§ **EXERCISE BRIEF**
Retype every entry exactly, character for character.

§ **Stored items**
========================================================================

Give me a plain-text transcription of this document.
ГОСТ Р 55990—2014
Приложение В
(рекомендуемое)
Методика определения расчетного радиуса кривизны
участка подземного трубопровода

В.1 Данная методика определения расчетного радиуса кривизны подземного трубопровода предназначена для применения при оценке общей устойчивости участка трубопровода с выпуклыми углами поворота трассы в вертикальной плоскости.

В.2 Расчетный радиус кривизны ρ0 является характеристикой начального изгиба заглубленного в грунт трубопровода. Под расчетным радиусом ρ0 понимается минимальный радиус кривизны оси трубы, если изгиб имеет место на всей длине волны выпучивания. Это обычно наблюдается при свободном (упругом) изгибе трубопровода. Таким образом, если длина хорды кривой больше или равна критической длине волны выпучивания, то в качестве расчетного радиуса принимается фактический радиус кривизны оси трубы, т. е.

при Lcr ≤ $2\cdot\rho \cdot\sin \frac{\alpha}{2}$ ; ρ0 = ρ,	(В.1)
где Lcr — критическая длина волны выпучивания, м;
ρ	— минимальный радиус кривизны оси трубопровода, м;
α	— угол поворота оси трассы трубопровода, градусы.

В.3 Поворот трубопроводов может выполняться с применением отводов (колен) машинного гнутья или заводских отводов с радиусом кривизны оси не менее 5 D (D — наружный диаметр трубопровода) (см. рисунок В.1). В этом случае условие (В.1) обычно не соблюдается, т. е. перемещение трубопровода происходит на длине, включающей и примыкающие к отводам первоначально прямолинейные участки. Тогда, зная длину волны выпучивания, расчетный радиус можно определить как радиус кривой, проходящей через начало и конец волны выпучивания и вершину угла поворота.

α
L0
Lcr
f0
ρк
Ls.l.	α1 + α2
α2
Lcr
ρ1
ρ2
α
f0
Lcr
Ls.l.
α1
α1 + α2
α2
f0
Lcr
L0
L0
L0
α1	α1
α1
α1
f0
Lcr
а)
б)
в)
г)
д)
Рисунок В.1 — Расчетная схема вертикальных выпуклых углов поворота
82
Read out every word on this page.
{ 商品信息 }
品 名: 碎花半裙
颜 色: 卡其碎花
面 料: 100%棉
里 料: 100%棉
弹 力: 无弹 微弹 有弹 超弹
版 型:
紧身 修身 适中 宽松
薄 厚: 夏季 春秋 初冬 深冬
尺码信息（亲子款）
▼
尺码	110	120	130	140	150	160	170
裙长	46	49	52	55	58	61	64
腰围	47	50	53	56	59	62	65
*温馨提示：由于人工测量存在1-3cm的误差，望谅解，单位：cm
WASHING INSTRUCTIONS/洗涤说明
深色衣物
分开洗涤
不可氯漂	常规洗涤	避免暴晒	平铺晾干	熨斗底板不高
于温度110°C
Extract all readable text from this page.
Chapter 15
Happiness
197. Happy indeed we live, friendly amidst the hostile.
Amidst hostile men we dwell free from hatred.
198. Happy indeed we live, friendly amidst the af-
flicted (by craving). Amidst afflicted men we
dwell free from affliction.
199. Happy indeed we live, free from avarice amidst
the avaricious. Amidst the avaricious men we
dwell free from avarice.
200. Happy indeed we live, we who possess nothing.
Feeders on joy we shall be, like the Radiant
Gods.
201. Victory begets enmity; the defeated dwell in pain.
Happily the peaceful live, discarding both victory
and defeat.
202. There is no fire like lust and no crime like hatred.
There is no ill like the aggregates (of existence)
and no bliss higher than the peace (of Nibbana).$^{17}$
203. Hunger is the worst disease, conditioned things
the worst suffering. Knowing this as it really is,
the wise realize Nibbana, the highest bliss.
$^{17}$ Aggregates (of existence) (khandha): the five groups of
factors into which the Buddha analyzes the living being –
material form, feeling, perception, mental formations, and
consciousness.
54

========================================================================

§ **SOLUTION TO THE EXERCISE**
Give me a plain-text transcription of this document.
ГОСТ Р 55990—2014
Приложение В
(рекомендуемое)
Методика определения расчетного радиуса кривизны
участка подземного трубопровода

В.1 Данная методика определения расчетного радиуса кривизны подземного трубопровода предназначена для применения при оценке общей устойчивости участка трубопровода с выпуклыми углами поворота трассы в вертикальной плоскости.

В.2 Расчетный радиус кривизны ρ0 является характеристикой начального изгиба заглубленного в грунт трубопровода. Под расчетным радиусом ρ0 понимается минимальный радиус кривизны оси трубы, если изгиб имеет место на всей длине волны выпучивания. Это обычно наблюдается при свободном (упругом) изгибе трубопровода. Таким образом, если длина хорды кривой больше или равна критической длине волны выпучивания, то в качестве расчетного радиуса принимается фактический радиус кривизны оси трубы, т. е.

при Lcr ≤ $2\cdot\rho \cdot\sin \frac{\alpha}{2}$ ; ρ0 = ρ,	(В.1)
где Lcr — критическая длина волны выпучивания, м;
ρ	— минимальный радиус кривизны оси трубопровода, м;
α	— угол поворота оси трассы трубопровода, градусы.

В.3 Поворот трубопроводов может выполняться с применением отводов (колен) машинного гнутья или заводских отводов с радиусом кривизны оси не менее 5 D (D — наружный диаметр трубопровода) (см. рисунок В.1). В этом случае условие (В.1) обычно не соблюдается, т. е. перемещение трубопровода происходит на длине, включающей и примыкающие к отводам первоначально прямолинейные участки. Тогда, зная длину волны выпучивания, расчетный радиус можно определить как радиус кривой, проходящей через начало и конец волны выпучивания и вершину угла поворота.

α
L0
Lcr
f0
ρк
Ls.l.	α1 + α2
α2
Lcr
ρ1
ρ2
α
f0
Lcr
Ls.l.
α1
α1 + α2
α2
f0
Lcr
L0
L0
L0
α1	α1
α1
α1
f0
Lcr
а)
б)
в)
г)
д)
Рисунок В.1 — Расчетная схема вертикальных выпуклых углов поворота
82
Read out every word on this page.
{ 商品信息 }
品 名: 碎花半裙
颜 色: 卡其碎花
面 料: 100%棉
里 料: 100%棉
弹 力: 无弹 微弹 有弹 超弹
版 型:
紧身 修身 适中 宽松
薄 厚: 夏季 春秋 初冬 深冬
尺码信息（亲子款）
▼
尺码	110	120	130	140	150	160	170
裙长	46	49	52	55	58	61	64
腰围	47	50	53	56	59	62	65
*温馨提示：由于人工测量存在1-3cm的误差，望谅解，单位：cm
WASHING INSTRUCTIONS/洗涤说明
深色衣物
分开洗涤
不可氯漂	常规洗涤	避免暴晒	平铺晾干	熨斗底板不高
于温度110°C
Extract all readable text from this page.
Chapter 15
Happiness
197. Happy indeed we live, friendly amidst the hostile.
Amidst hostile men we dwell free from hatred.
198. Happy indeed we live, friendly amidst the af-
flicted (by craving). Amidst afflicted men we
dwell free from affliction.
199. Happy indeed we live, free from avarice amidst
the avaricious. Amidst the avaricious men we
dwell free from avarice.
200. Happy indeed we live, we who possess nothing.
Feeders on joy we shall be, like the Radiant
Gods.
201. Victory begets enmity; the defeated dwell in pain.
Happily the peaceful live, discarding both victory
and defeat.
202. There is no fire like lust and no crime like hatred.
There is no ill like the aggregates (of existence)
and no bliss higher than the peace (of Nibbana).$^{17}$
203. Hunger is the worst disease, conditioned things
the worst suffering. Knowing this as it really is,
the wise realize Nibbana, the highest bliss.
$^{17}$ Aggregates (of existence) (khandha): the five groups of
factors into which the Buddha analyzes the living being –
material form, feeling, perception, mental formations, and
consciousness.
54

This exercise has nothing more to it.